---------- Recorded information
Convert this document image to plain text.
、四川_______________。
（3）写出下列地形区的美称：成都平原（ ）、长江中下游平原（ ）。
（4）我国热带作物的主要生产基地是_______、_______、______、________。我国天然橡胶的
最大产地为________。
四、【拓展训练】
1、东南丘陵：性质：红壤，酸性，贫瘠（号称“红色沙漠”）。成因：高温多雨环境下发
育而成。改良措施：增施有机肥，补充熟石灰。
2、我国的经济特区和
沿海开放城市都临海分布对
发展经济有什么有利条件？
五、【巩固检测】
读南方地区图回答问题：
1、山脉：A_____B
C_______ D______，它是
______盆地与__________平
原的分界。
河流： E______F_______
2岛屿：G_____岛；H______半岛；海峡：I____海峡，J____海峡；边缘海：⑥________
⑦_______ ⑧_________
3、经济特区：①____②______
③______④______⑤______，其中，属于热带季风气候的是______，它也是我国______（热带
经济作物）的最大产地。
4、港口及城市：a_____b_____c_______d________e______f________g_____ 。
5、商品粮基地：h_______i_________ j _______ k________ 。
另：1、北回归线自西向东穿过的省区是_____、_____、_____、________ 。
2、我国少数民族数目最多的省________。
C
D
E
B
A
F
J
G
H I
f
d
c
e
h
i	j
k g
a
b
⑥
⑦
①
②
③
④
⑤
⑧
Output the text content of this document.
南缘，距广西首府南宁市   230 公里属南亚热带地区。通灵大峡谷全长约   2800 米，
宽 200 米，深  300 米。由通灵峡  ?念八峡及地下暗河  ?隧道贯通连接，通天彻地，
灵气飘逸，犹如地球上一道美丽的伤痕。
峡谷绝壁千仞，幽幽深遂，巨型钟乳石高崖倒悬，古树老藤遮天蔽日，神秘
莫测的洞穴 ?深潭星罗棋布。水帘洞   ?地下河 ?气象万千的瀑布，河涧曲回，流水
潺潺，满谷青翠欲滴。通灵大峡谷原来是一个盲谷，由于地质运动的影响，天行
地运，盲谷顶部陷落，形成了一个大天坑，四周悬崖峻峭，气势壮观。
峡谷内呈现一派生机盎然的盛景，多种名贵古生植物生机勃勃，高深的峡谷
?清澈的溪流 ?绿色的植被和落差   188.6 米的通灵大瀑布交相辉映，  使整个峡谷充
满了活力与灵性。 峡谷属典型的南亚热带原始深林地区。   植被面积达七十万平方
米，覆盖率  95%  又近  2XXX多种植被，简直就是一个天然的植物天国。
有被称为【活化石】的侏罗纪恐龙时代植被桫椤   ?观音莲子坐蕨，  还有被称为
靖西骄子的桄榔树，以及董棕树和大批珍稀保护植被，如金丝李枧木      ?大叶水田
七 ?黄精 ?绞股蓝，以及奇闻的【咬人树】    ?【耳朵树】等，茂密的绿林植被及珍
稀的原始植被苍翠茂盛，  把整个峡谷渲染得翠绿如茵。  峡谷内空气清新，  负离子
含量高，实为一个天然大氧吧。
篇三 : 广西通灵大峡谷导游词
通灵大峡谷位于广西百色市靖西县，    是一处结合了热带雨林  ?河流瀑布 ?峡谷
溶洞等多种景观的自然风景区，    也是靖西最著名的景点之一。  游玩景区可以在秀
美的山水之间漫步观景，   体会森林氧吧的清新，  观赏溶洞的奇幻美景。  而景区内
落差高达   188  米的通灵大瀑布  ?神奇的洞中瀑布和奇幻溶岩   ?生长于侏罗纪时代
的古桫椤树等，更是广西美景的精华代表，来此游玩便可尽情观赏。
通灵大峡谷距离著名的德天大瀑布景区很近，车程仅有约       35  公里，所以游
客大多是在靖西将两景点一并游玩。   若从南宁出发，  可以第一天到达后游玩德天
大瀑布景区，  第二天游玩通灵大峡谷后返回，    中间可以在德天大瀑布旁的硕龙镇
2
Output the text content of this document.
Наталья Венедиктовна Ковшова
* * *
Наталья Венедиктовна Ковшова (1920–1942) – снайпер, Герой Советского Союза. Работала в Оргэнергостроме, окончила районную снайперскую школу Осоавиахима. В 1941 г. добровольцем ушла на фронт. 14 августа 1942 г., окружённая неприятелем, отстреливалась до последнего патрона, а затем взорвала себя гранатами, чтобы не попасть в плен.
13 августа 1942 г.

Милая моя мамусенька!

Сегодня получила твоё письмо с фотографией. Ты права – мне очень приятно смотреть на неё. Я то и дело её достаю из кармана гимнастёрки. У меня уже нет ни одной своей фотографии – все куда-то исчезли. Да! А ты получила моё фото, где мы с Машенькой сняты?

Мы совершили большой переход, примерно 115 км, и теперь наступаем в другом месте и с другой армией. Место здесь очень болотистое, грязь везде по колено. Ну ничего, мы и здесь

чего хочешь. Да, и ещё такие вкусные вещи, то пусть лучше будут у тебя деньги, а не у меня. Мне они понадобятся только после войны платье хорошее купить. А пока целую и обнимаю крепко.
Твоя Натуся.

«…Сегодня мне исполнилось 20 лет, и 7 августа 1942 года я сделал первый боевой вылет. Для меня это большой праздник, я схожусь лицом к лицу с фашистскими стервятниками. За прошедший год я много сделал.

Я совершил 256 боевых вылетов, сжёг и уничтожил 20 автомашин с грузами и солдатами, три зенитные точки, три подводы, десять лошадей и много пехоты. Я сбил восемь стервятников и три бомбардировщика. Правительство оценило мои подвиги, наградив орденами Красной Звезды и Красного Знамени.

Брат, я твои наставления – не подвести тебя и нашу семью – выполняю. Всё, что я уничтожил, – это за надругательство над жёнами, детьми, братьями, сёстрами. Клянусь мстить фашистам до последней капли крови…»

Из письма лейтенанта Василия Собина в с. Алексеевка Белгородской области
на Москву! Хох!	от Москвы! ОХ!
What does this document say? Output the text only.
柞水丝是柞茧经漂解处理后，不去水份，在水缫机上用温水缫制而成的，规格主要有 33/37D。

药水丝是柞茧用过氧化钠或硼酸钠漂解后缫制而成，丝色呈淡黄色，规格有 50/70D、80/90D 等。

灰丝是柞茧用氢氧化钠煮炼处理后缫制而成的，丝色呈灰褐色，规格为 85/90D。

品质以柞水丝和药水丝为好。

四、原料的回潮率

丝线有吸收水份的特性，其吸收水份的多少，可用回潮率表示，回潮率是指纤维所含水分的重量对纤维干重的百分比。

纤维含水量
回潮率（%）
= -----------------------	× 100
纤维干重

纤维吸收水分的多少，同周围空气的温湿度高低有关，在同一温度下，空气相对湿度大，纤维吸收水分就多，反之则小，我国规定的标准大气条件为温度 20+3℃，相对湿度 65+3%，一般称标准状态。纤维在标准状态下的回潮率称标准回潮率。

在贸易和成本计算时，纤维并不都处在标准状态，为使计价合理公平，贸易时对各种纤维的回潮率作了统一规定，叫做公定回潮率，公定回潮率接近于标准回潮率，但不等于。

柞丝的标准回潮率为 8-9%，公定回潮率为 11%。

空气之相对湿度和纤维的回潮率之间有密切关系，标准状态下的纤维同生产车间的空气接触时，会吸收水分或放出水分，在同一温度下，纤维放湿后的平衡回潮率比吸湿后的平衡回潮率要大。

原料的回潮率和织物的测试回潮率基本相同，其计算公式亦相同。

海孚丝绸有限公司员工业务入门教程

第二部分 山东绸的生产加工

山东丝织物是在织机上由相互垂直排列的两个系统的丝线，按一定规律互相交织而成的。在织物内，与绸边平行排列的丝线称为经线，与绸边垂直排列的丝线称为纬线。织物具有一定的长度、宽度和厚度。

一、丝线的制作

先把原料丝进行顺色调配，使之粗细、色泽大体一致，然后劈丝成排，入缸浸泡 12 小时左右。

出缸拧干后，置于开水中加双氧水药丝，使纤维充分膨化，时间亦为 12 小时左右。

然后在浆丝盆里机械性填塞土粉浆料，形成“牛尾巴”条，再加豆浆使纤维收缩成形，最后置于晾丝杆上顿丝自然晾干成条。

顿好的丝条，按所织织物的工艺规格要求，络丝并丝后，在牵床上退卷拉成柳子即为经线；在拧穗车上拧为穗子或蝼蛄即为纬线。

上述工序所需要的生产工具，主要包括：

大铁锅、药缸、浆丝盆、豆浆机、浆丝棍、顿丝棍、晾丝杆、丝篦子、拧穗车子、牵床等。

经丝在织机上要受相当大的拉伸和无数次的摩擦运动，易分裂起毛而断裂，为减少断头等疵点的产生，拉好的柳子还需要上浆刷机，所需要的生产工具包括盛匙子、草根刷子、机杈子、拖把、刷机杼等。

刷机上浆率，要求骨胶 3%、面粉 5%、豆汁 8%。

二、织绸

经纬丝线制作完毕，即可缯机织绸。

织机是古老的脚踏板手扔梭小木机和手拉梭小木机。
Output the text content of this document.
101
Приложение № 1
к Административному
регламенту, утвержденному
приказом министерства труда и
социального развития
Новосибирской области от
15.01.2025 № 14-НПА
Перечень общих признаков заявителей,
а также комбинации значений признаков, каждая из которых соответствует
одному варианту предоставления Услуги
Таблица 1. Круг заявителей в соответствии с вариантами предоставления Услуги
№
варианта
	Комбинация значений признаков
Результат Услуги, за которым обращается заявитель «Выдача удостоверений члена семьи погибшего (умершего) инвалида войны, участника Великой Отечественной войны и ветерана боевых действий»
--------------------
▶ What is expected: Go through the records. Copy each line where "Услуги" appears.

▶ Result of this exercise:
одному варианту предоставления Услуги
Таблица 1. Круг заявителей в соответствии с вариантами предоставления Услуги
Результат Услуги, за которым обращается заявитель «Выдача удостоверений члена семьи погибшего (умершего) инвалида войны, участника Великой Отечественной войны и ветерана боевых действий»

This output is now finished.